What the task asks: Check each line of the material below for "MEDIDAS", then copy the ones that contain it.

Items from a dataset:
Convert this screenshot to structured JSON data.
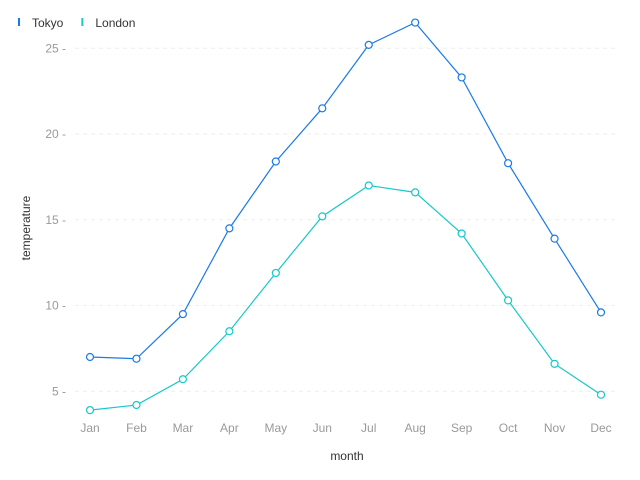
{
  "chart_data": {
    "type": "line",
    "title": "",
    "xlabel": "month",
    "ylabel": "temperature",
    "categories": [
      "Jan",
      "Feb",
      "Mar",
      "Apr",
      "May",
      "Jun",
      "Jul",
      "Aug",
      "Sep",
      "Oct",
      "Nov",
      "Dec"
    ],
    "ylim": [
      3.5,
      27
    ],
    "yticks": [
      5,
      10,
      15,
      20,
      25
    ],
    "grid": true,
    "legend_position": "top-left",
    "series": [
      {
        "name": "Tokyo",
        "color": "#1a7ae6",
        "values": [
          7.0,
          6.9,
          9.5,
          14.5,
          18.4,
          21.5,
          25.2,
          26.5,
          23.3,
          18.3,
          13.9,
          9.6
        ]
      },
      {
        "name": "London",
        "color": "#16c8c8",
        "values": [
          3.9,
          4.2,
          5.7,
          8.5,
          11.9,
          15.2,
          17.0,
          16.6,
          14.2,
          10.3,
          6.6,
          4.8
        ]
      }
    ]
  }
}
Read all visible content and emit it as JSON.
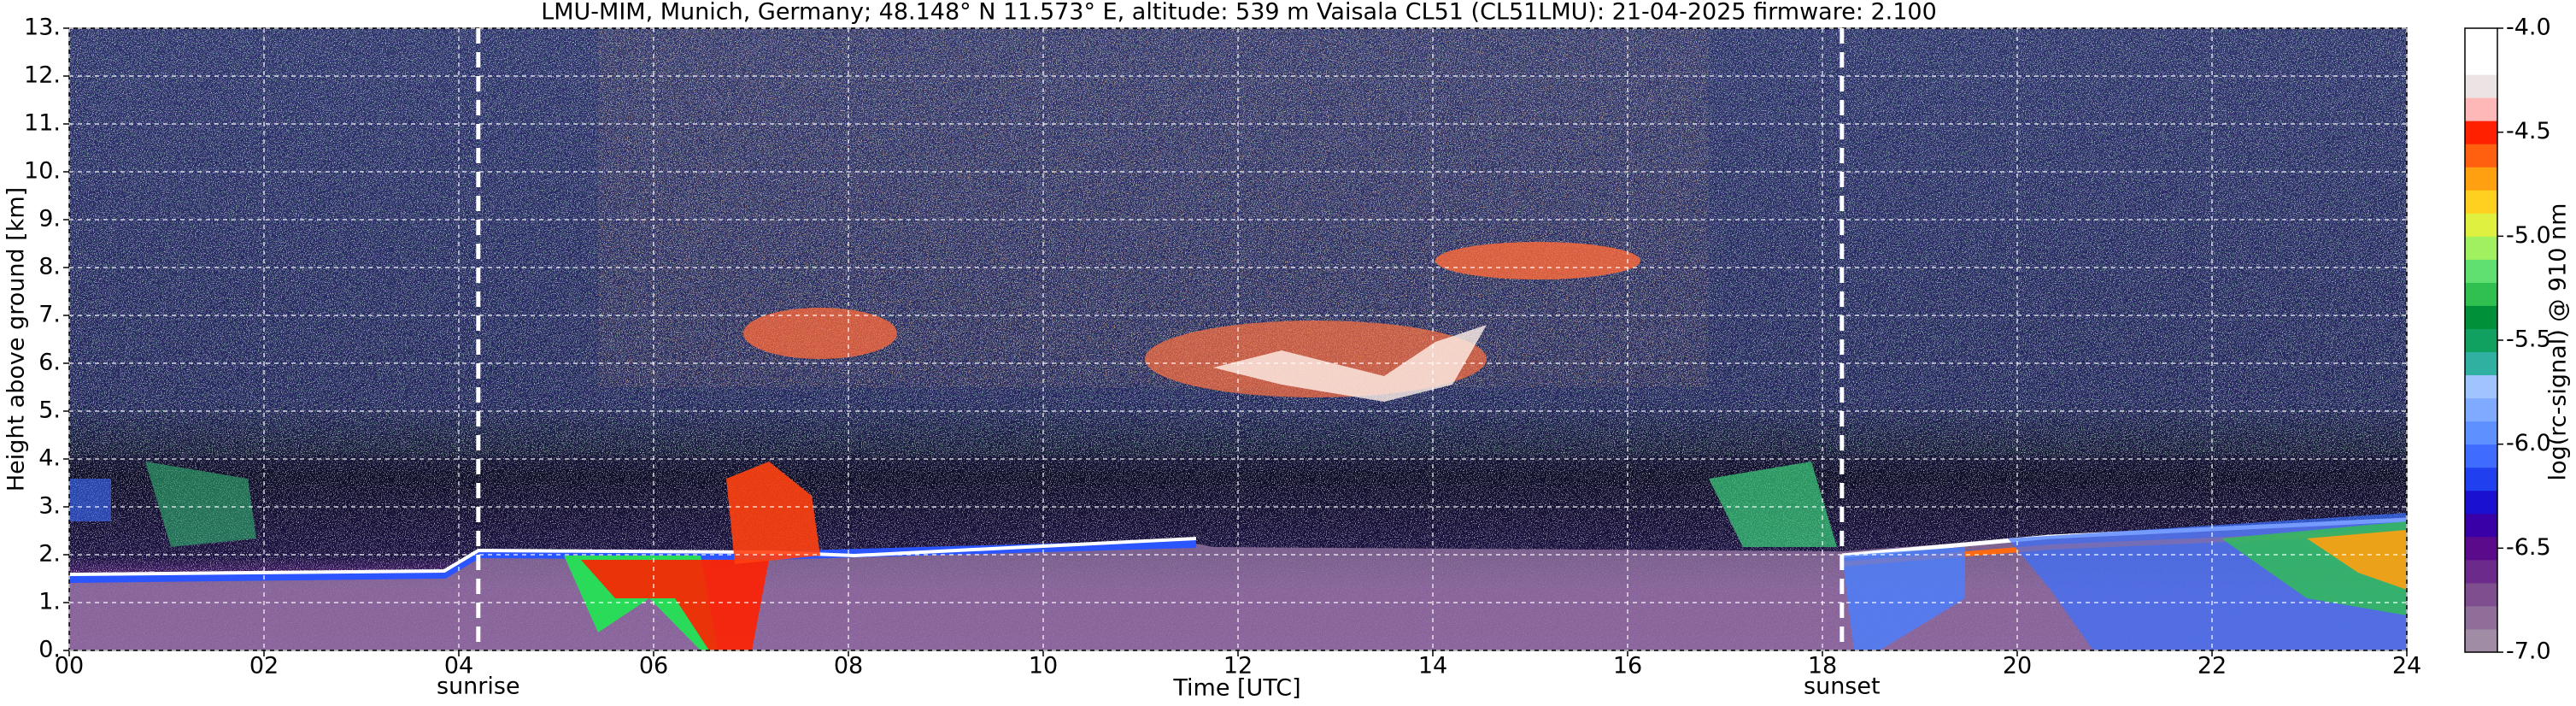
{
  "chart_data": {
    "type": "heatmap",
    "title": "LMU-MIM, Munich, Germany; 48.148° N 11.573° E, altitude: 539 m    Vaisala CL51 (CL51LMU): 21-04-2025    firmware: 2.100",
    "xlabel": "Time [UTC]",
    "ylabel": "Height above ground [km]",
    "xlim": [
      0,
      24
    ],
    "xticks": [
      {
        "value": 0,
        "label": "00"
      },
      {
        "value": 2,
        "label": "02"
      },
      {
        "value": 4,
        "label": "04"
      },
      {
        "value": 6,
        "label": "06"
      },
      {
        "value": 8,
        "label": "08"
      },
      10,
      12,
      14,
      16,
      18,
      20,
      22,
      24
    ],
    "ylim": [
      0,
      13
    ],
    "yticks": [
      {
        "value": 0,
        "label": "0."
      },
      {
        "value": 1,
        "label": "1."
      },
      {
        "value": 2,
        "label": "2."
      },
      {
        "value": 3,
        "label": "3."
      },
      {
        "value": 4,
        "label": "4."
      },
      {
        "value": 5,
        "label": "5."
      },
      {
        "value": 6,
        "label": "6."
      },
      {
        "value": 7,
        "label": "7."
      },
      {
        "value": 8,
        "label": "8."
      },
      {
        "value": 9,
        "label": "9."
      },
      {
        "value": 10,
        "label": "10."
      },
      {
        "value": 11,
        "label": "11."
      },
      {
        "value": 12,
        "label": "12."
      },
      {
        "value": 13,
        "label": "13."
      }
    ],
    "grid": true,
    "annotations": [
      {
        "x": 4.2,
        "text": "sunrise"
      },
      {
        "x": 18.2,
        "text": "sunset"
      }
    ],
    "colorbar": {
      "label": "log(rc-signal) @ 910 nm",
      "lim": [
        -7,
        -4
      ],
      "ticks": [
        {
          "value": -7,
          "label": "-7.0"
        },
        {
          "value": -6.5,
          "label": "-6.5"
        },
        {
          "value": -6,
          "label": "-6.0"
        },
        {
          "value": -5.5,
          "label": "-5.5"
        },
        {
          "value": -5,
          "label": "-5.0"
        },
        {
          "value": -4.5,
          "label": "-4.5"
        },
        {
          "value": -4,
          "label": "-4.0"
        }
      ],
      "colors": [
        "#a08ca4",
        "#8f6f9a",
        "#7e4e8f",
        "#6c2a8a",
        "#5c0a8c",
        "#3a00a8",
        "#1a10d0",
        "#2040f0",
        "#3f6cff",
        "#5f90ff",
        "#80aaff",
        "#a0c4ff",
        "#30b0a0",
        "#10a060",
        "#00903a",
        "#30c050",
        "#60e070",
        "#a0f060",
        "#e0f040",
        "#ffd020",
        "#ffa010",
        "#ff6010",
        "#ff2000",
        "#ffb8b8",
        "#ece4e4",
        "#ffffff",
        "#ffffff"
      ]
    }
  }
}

==

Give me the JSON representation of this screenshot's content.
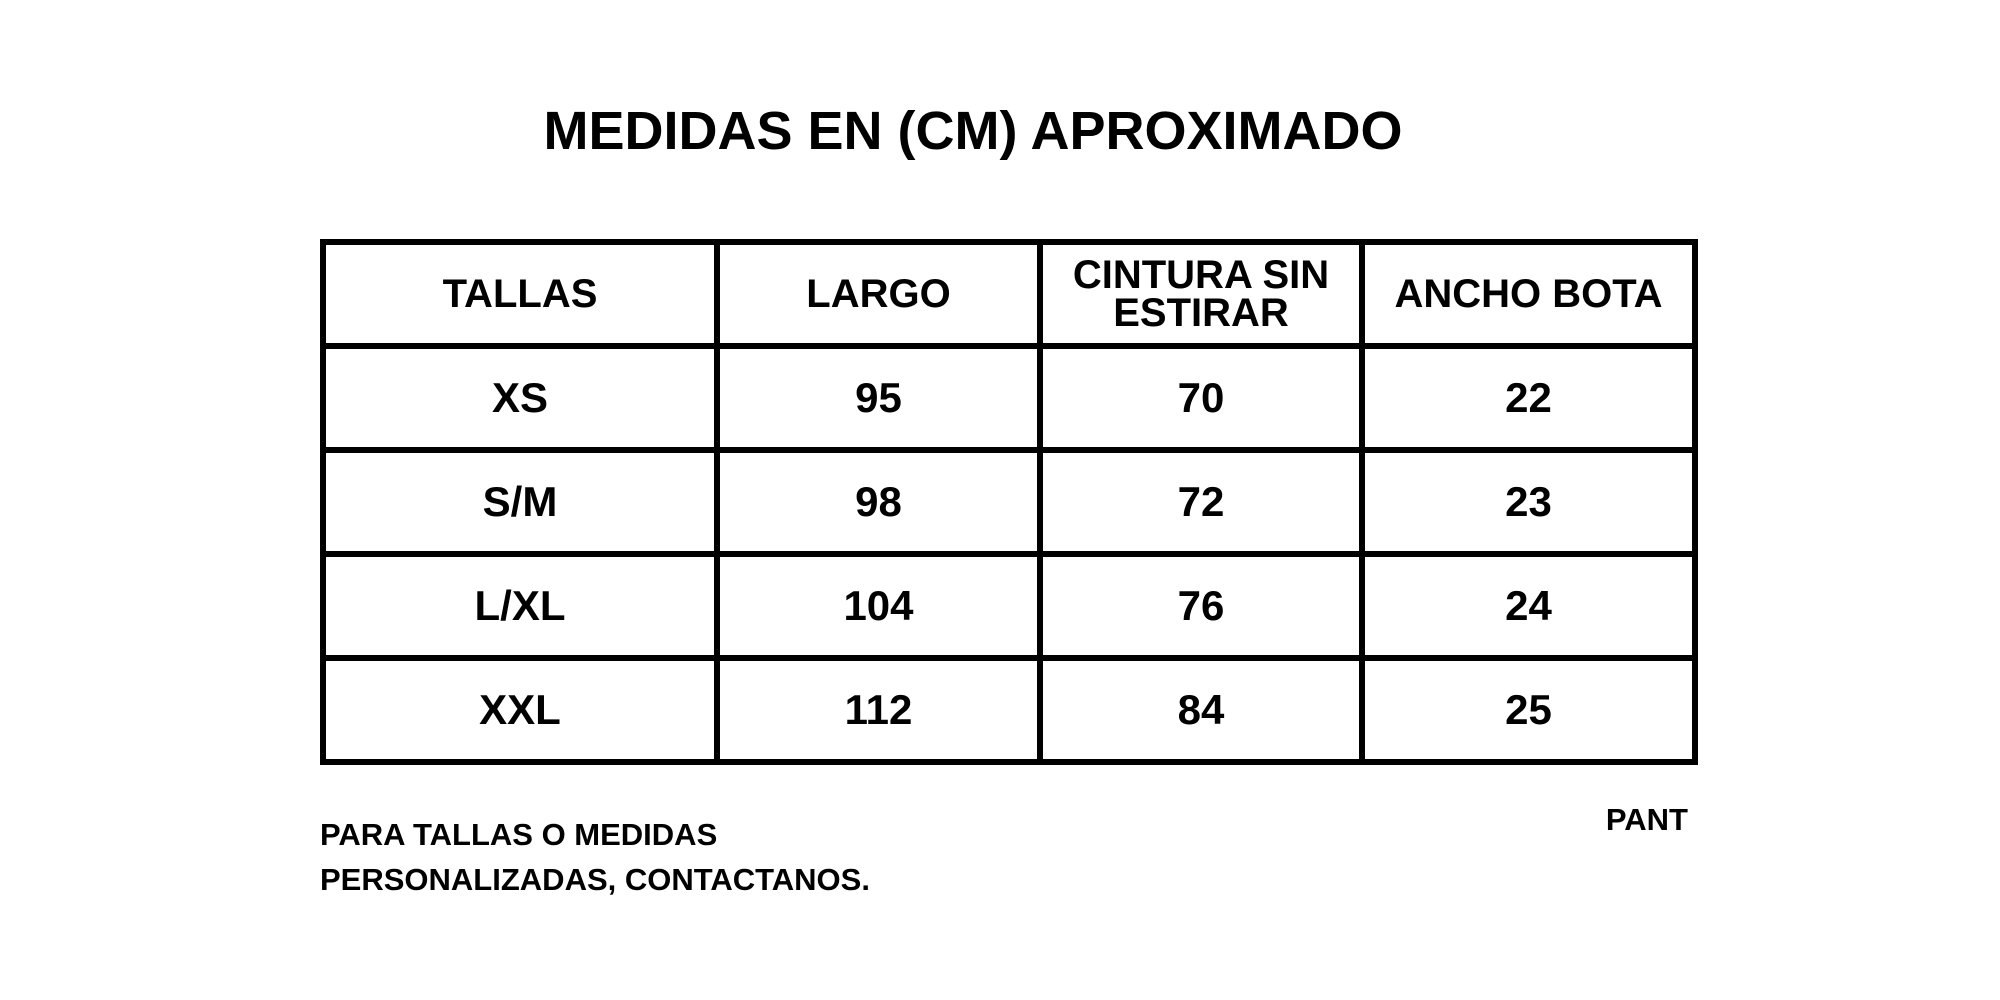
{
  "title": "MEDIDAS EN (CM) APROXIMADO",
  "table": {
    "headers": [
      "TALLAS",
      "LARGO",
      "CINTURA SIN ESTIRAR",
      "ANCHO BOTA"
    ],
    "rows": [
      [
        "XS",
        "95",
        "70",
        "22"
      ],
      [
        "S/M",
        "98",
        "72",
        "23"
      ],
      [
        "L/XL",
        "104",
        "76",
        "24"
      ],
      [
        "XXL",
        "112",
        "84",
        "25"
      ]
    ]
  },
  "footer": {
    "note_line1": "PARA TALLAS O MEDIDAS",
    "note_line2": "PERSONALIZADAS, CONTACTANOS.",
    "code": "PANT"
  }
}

--

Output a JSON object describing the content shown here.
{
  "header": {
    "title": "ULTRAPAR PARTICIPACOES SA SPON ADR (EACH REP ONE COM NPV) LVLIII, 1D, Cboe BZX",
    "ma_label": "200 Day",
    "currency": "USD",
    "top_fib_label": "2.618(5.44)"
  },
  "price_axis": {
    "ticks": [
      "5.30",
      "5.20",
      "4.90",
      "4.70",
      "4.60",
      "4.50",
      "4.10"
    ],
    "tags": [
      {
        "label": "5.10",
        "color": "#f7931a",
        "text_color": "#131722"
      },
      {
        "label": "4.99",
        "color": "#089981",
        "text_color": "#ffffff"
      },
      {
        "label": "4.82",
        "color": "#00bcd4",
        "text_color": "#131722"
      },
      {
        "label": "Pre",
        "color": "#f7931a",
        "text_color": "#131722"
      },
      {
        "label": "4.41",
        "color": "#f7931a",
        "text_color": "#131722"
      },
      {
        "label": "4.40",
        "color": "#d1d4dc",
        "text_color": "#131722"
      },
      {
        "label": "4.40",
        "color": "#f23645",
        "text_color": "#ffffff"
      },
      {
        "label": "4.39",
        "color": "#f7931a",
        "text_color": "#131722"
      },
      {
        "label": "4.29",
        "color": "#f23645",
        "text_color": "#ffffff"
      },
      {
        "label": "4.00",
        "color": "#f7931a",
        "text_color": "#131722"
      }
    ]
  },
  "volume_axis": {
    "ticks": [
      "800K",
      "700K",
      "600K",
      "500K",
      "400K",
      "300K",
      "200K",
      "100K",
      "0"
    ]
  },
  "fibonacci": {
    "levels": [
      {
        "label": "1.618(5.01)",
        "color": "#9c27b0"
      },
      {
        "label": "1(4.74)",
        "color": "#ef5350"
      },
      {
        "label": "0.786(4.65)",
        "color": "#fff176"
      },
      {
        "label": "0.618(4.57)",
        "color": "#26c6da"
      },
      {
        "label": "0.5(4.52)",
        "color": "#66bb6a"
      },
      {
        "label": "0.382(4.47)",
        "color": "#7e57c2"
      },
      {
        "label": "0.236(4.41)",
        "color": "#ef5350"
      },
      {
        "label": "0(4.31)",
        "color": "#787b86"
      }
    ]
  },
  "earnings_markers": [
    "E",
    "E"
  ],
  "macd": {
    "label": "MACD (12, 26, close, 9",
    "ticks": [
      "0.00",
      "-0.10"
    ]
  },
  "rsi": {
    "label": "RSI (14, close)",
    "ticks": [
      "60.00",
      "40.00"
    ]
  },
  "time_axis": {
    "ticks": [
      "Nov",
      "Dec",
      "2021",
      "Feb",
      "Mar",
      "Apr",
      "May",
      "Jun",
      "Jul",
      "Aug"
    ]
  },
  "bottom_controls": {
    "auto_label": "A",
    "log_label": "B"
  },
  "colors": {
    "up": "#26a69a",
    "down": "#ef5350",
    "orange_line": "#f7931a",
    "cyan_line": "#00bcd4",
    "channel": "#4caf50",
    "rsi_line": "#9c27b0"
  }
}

The answer:
  "title": "MEDIDAS EN (CM) APROXIMADO",
    "note_line1": "PARA TALLAS O MEDIDAS",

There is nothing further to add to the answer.